JOB: Exactly repeat the material, dropping only the pictures.

-- Start PROVIDED DATA --

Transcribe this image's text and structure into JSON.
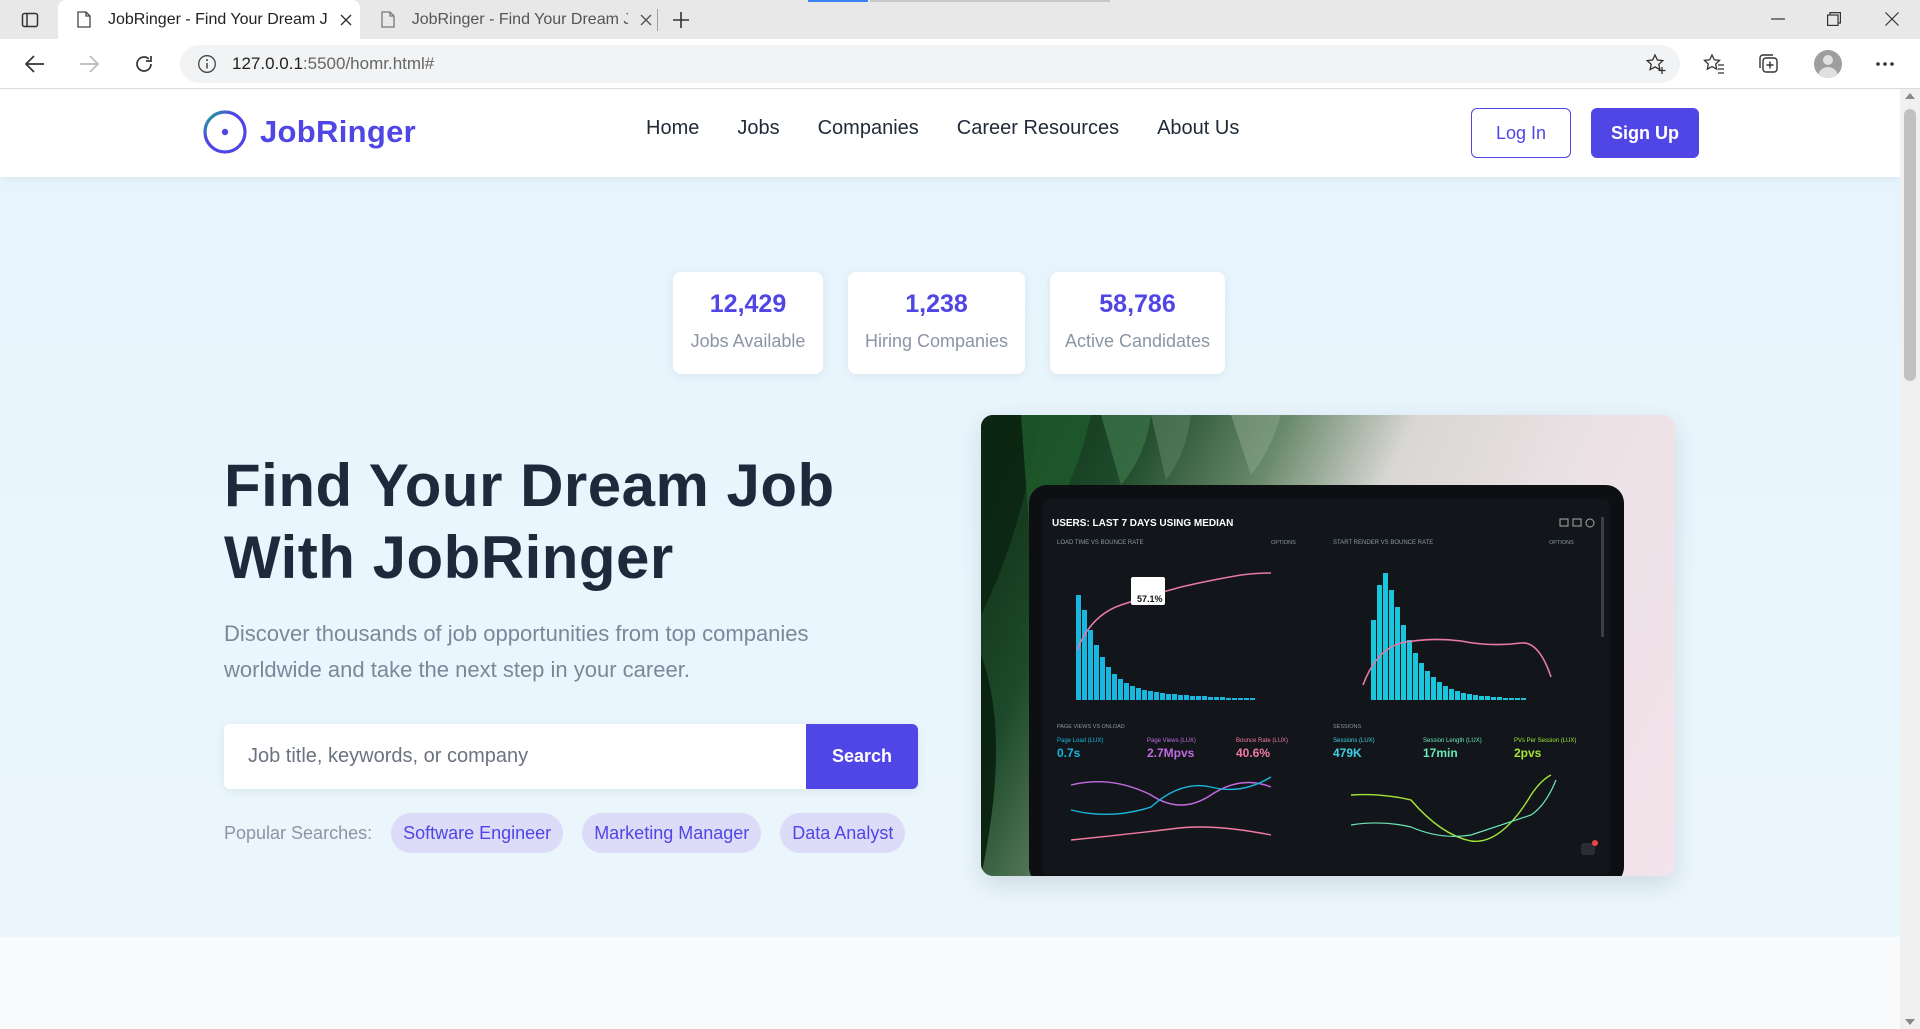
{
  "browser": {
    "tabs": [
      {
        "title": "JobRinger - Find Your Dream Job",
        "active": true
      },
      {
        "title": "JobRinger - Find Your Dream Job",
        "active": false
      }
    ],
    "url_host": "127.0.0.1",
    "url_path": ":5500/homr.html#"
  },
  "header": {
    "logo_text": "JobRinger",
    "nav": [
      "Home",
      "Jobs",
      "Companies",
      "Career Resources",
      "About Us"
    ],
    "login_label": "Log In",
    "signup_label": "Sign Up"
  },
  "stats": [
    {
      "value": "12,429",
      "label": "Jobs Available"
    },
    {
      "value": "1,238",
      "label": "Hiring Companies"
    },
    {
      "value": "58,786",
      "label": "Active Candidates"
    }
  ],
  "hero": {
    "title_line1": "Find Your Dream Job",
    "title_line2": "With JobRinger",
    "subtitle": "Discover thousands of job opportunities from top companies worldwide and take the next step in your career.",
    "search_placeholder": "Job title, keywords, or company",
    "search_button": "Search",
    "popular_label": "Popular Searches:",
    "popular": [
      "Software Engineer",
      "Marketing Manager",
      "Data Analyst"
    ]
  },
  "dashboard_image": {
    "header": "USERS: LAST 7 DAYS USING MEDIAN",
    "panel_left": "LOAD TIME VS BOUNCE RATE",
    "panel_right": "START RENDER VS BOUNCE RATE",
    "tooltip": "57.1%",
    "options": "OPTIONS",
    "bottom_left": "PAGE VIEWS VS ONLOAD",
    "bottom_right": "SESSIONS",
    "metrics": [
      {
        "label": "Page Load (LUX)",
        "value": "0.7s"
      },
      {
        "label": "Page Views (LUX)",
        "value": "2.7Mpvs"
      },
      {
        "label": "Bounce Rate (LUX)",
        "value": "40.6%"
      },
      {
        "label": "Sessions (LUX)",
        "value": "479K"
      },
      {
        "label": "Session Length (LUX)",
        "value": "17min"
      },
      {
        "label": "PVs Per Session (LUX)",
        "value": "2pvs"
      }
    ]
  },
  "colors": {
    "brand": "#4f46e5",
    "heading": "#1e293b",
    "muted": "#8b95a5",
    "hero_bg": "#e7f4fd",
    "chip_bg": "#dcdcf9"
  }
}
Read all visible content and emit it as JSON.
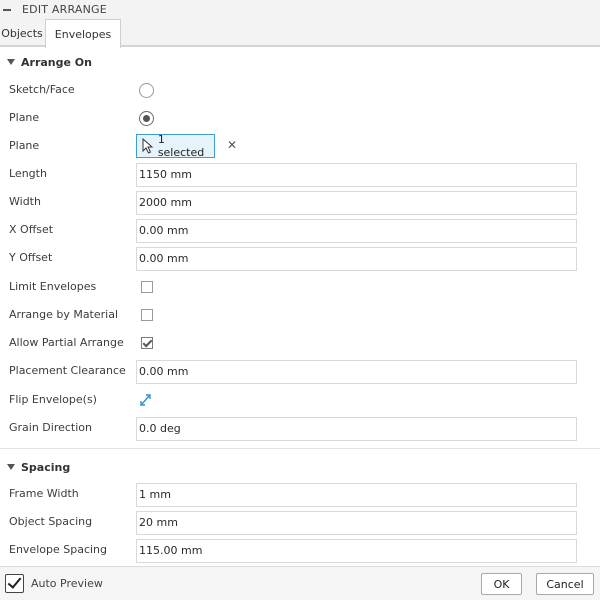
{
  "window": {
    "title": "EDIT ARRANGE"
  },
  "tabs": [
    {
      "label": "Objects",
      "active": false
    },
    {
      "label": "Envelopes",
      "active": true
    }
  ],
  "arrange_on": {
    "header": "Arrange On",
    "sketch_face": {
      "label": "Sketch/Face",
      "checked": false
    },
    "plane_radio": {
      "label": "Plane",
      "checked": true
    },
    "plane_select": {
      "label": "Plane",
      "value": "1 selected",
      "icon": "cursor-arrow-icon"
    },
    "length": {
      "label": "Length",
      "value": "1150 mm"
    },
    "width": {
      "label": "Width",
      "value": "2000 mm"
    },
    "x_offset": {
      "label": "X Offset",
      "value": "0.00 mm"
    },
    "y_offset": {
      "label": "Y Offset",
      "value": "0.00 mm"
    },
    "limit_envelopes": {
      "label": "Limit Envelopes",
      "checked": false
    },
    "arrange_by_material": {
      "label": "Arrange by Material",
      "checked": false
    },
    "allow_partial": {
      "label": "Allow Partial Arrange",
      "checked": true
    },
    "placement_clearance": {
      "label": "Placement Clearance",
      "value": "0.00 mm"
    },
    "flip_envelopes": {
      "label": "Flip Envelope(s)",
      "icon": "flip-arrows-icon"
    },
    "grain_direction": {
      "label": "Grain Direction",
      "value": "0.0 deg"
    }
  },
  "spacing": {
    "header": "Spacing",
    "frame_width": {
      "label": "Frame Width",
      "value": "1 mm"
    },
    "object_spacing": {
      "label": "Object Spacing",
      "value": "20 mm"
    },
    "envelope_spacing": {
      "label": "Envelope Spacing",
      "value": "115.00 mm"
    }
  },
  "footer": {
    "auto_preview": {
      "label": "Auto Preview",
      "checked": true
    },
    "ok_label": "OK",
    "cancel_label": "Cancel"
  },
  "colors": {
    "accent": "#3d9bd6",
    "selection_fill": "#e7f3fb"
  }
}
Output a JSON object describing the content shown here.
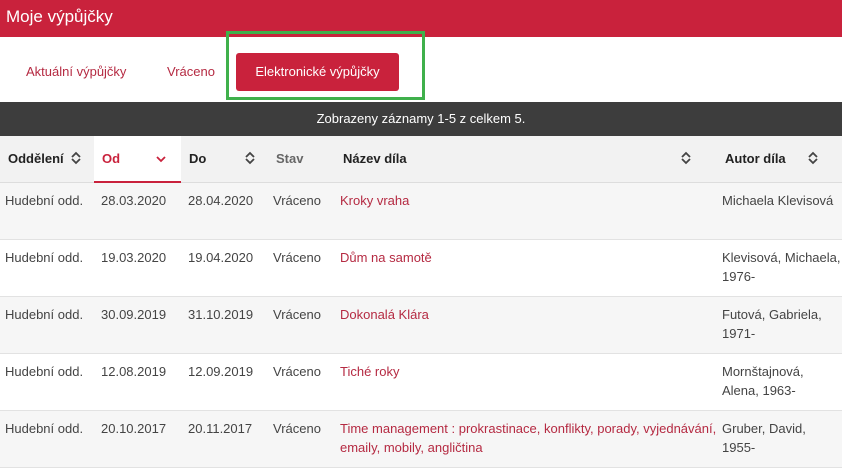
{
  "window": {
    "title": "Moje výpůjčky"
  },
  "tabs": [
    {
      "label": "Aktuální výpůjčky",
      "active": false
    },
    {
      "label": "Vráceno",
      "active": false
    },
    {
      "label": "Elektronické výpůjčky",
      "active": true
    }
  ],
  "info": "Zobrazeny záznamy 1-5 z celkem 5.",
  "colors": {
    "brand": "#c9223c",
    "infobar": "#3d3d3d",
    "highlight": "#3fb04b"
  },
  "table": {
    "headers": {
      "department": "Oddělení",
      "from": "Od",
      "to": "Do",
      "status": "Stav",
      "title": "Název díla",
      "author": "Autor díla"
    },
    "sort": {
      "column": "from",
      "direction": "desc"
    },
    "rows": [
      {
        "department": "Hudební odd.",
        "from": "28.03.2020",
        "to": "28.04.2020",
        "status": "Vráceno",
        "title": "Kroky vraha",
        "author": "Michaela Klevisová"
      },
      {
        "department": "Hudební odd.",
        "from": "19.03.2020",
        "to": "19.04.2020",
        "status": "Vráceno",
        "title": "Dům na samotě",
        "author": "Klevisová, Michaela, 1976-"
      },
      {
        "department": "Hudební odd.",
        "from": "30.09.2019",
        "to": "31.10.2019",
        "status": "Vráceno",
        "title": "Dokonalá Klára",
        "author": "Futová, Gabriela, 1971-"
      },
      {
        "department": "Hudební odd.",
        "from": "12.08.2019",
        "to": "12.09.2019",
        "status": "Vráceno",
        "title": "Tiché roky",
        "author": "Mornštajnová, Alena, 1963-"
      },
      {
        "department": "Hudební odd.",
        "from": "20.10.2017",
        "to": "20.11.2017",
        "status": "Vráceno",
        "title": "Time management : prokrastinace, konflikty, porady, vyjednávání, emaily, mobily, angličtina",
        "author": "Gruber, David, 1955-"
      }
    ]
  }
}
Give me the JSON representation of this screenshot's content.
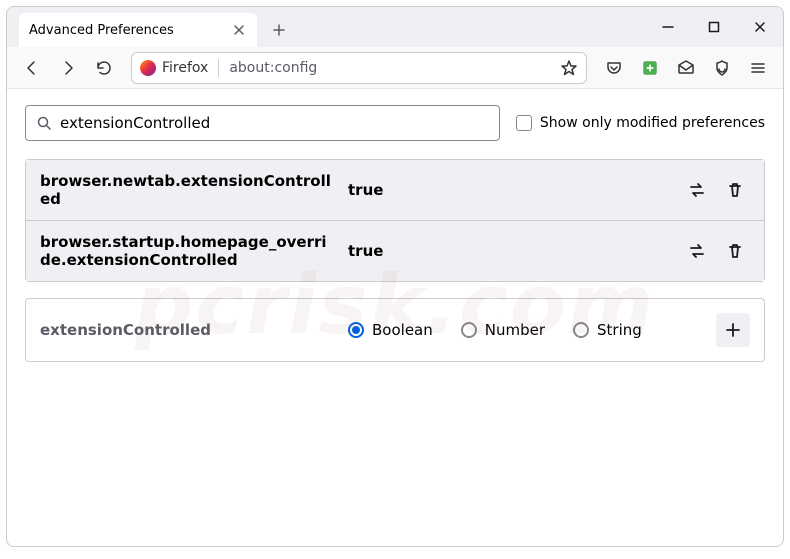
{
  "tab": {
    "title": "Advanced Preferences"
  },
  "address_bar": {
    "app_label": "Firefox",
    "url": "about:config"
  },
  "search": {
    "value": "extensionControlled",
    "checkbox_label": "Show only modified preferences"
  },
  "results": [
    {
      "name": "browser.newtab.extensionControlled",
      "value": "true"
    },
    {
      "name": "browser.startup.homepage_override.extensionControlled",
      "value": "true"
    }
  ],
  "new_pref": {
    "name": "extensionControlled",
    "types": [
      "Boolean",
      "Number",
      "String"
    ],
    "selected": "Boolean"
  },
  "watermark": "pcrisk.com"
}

-- End PROVIDED DATA --

THE RESULT:
Transcribe this image's text and structure into JSON.
{
  "browser": {
    "tabs": [
      {
        "title": "JobRinger - Find Your Dream Job",
        "active": true
      },
      {
        "title": "JobRinger - Find Your Dream Job",
        "active": false
      }
    ],
    "url_host": "127.0.0.1",
    "url_path": ":5500/homr.html#"
  },
  "header": {
    "logo_text": "JobRinger",
    "nav": [
      "Home",
      "Jobs",
      "Companies",
      "Career Resources",
      "About Us"
    ],
    "login_label": "Log In",
    "signup_label": "Sign Up"
  },
  "stats": [
    {
      "value": "12,429",
      "label": "Jobs Available"
    },
    {
      "value": "1,238",
      "label": "Hiring Companies"
    },
    {
      "value": "58,786",
      "label": "Active Candidates"
    }
  ],
  "hero": {
    "title_line1": "Find Your Dream Job",
    "title_line2": "With JobRinger",
    "subtitle": "Discover thousands of job opportunities from top companies worldwide and take the next step in your career.",
    "search_placeholder": "Job title, keywords, or company",
    "search_button": "Search",
    "popular_label": "Popular Searches:",
    "popular": [
      "Software Engineer",
      "Marketing Manager",
      "Data Analyst"
    ]
  },
  "dashboard_image": {
    "header": "USERS: LAST 7 DAYS USING MEDIAN",
    "panel_left": "LOAD TIME VS BOUNCE RATE",
    "panel_right": "START RENDER VS BOUNCE RATE",
    "tooltip": "57.1%",
    "options": "OPTIONS",
    "bottom_left": "PAGE VIEWS VS ONLOAD",
    "bottom_right": "SESSIONS",
    "metrics": [
      {
        "label": "Page Load (LUX)",
        "value": "0.7s"
      },
      {
        "label": "Page Views (LUX)",
        "value": "2.7Mpvs"
      },
      {
        "label": "Bounce Rate (LUX)",
        "value": "40.6%"
      },
      {
        "label": "Sessions (LUX)",
        "value": "479K"
      },
      {
        "label": "Session Length (LUX)",
        "value": "17min"
      },
      {
        "label": "PVs Per Session (LUX)",
        "value": "2pvs"
      }
    ]
  },
  "colors": {
    "brand": "#4f46e5",
    "heading": "#1e293b",
    "muted": "#8b95a5",
    "hero_bg": "#e7f4fd",
    "chip_bg": "#dcdcf9"
  }
}
Read all visible content and emit it as JSON.
{
  "window": {
    "title": "EDIT ARRANGE"
  },
  "tabs": [
    {
      "label": "Objects",
      "active": false
    },
    {
      "label": "Envelopes",
      "active": true
    }
  ],
  "arrange_on": {
    "header": "Arrange On",
    "sketch_face": {
      "label": "Sketch/Face",
      "checked": false
    },
    "plane_radio": {
      "label": "Plane",
      "checked": true
    },
    "plane_select": {
      "label": "Plane",
      "value": "1 selected",
      "icon": "cursor-arrow-icon"
    },
    "length": {
      "label": "Length",
      "value": "1150 mm"
    },
    "width": {
      "label": "Width",
      "value": "2000 mm"
    },
    "x_offset": {
      "label": "X Offset",
      "value": "0.00 mm"
    },
    "y_offset": {
      "label": "Y Offset",
      "value": "0.00 mm"
    },
    "limit_envelopes": {
      "label": "Limit Envelopes",
      "checked": false
    },
    "arrange_by_material": {
      "label": "Arrange by Material",
      "checked": false
    },
    "allow_partial": {
      "label": "Allow Partial Arrange",
      "checked": true
    },
    "placement_clearance": {
      "label": "Placement Clearance",
      "value": "0.00 mm"
    },
    "flip_envelopes": {
      "label": "Flip Envelope(s)",
      "icon": "flip-arrows-icon"
    },
    "grain_direction": {
      "label": "Grain Direction",
      "value": "0.0 deg"
    }
  },
  "spacing": {
    "header": "Spacing",
    "frame_width": {
      "label": "Frame Width",
      "value": "1 mm"
    },
    "object_spacing": {
      "label": "Object Spacing",
      "value": "20 mm"
    },
    "envelope_spacing": {
      "label": "Envelope Spacing",
      "value": "115.00 mm"
    }
  },
  "footer": {
    "auto_preview": {
      "label": "Auto Preview",
      "checked": true
    },
    "ok_label": "OK",
    "cancel_label": "Cancel"
  },
  "colors": {
    "accent": "#3d9bd6",
    "selection_fill": "#e7f3fb"
  }
}
Output a JSON object describing the content shown here.
{
  "window": {
    "title": "Moje výpůjčky"
  },
  "tabs": [
    {
      "label": "Aktuální výpůjčky",
      "active": false
    },
    {
      "label": "Vráceno",
      "active": false
    },
    {
      "label": "Elektronické výpůjčky",
      "active": true
    }
  ],
  "info": "Zobrazeny záznamy 1-5 z celkem 5.",
  "colors": {
    "brand": "#c9223c",
    "infobar": "#3d3d3d",
    "highlight": "#3fb04b"
  },
  "table": {
    "headers": {
      "department": "Oddělení",
      "from": "Od",
      "to": "Do",
      "status": "Stav",
      "title": "Název díla",
      "author": "Autor díla"
    },
    "sort": {
      "column": "from",
      "direction": "desc"
    },
    "rows": [
      {
        "department": "Hudební odd.",
        "from": "28.03.2020",
        "to": "28.04.2020",
        "status": "Vráceno",
        "title": "Kroky vraha",
        "author": "Michaela Klevisová"
      },
      {
        "department": "Hudební odd.",
        "from": "19.03.2020",
        "to": "19.04.2020",
        "status": "Vráceno",
        "title": "Dům na samotě",
        "author": "Klevisová, Michaela, 1976-"
      },
      {
        "department": "Hudební odd.",
        "from": "30.09.2019",
        "to": "31.10.2019",
        "status": "Vráceno",
        "title": "Dokonalá Klára",
        "author": "Futová, Gabriela, 1971-"
      },
      {
        "department": "Hudební odd.",
        "from": "12.08.2019",
        "to": "12.09.2019",
        "status": "Vráceno",
        "title": "Tiché roky",
        "author": "Mornštajnová, Alena, 1963-"
      },
      {
        "department": "Hudební odd.",
        "from": "20.10.2017",
        "to": "20.11.2017",
        "status": "Vráceno",
        "title": "Time management : prokrastinace, konflikty, porady, vyjednávání, emaily, mobily, angličtina",
        "author": "Gruber, David, 1955-"
      }
    ]
  }
}
Give me the JSON representation of this screenshot's content.
{
  "tab": {
    "title": "Advanced Preferences"
  },
  "address_bar": {
    "app_label": "Firefox",
    "url": "about:config"
  },
  "search": {
    "value": "extensionControlled",
    "checkbox_label": "Show only modified preferences"
  },
  "results": [
    {
      "name": "browser.newtab.extensionControlled",
      "value": "true"
    },
    {
      "name": "browser.startup.homepage_override.extensionControlled",
      "value": "true"
    }
  ],
  "new_pref": {
    "name": "extensionControlled",
    "types": [
      "Boolean",
      "Number",
      "String"
    ],
    "selected": "Boolean"
  },
  "watermark": "pcrisk.com"
}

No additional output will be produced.